Challenge 1> In the Jaws session abstract, what technology provides the support for in-memory processing?

Provided passage>
SESSION

Jaws - Data Warehouse with Spark SQL

Slides PDF Video

Today there are more and more companies having lots of structured data that needs to be verified, transformed, and analysed. This requires a data warehouse built for the purpose of large scale advanced analytics. This talk is about one contribution we have made to the spark ecosystem (Jaws), an open source data warehouse built on top of Spark SQL, warehouse that enables users to efficiently analyze the data helping to take business decisions. Focusing on performance, scalability and analytics, Jaws aims to deliver business value through the analysis of data. Jaws offers the possibility to submit queries concurrently and asynchronously on top of a managed Spark Sql context. One of the strengths of this data warehouse is the support for in memory processing using Tachyon. During this presentation, we will go through Jaws main features, we will speak about the architectural decisions we made for building this highly scalable and resilient data warehouse and also we will speak about fine tuning the Spark Sql context in order to obtain the best performance during the data analyzing.

Photo of Ema Orhian

About Ema

Passionate engineer at Atigeo , interested in scaling algorithms and implementing statistical models, I work on bringing big-data analytics in healthcare apps. Main commiter on github on a highly scalable and resilient restful interface on top of a managed Spark SQL session (https://github.com/Atigeo/jaws-spark-sql-rest). I am a co-founder of a big data research group, that focuses on the technical problems that exist in the big data ecosystem and provides open source solutions to them: http://bigdataresearch.io. Actively involved in organizing Big Data Meetups, speaker at local and international big data conferences and meetups.

Challenge 2> Rename "GTM-W92WQQ" to "GTM-XXXXXX" throughout the records below, and write out every line again with nothing else changed.

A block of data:
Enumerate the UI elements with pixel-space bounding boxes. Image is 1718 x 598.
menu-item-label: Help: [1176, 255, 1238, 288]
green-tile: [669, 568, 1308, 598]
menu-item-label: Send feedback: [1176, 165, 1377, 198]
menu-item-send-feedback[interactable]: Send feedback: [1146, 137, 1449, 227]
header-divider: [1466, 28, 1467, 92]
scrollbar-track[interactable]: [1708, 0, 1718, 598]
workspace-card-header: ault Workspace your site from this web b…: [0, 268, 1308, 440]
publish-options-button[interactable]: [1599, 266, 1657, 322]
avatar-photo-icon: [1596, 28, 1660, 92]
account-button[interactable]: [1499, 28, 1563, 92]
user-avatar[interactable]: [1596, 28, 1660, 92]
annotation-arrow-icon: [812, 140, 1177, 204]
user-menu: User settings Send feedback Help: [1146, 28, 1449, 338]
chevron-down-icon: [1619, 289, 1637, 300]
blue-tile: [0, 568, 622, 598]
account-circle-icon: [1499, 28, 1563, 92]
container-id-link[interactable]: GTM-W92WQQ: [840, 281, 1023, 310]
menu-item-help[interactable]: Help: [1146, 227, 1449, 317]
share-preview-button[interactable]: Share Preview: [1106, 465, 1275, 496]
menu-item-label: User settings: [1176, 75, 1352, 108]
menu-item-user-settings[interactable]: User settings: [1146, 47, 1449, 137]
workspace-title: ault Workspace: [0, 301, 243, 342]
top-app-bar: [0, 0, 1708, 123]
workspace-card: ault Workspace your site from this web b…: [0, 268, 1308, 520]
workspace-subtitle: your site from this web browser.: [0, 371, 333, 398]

Complete response 1> Tachyon

Complete response 2>
Enumerate the UI elements with pixel-space bounding boxes. Image is 1718 x 598.
menu-item-label: Help: [1176, 255, 1238, 288]
green-tile: [669, 568, 1308, 598]
menu-item-label: Send feedback: [1176, 165, 1377, 198]
menu-item-send-feedback[interactable]: Send feedback: [1146, 137, 1449, 227]
header-divider: [1466, 28, 1467, 92]
scrollbar-track[interactable]: [1708, 0, 1718, 598]
workspace-card-header: ault Workspace your site from this web b…: [0, 268, 1308, 440]
publish-options-button[interactable]: [1599, 266, 1657, 322]
avatar-photo-icon: [1596, 28, 1660, 92]
account-button[interactable]: [1499, 28, 1563, 92]
user-avatar[interactable]: [1596, 28, 1660, 92]
annotation-arrow-icon: [812, 140, 1177, 204]
user-menu: User settings Send feedback Help: [1146, 28, 1449, 338]
chevron-down-icon: [1619, 289, 1637, 300]
blue-tile: [0, 568, 622, 598]
account-circle-icon: [1499, 28, 1563, 92]
container-id-link[interactable]: GTM-XXXXXX: [840, 281, 1023, 310]
menu-item-help[interactable]: Help: [1146, 227, 1449, 317]
share-preview-button[interactable]: Share Preview: [1106, 465, 1275, 496]
menu-item-label: User settings: [1176, 75, 1352, 108]
menu-item-user-settings[interactable]: User settings: [1146, 47, 1449, 137]
workspace-title: ault Workspace: [0, 301, 243, 342]
top-app-bar: [0, 0, 1708, 123]
workspace-card: ault Workspace your site from this web b…: [0, 268, 1308, 520]
workspace-subtitle: your site from this web browser.: [0, 371, 333, 398]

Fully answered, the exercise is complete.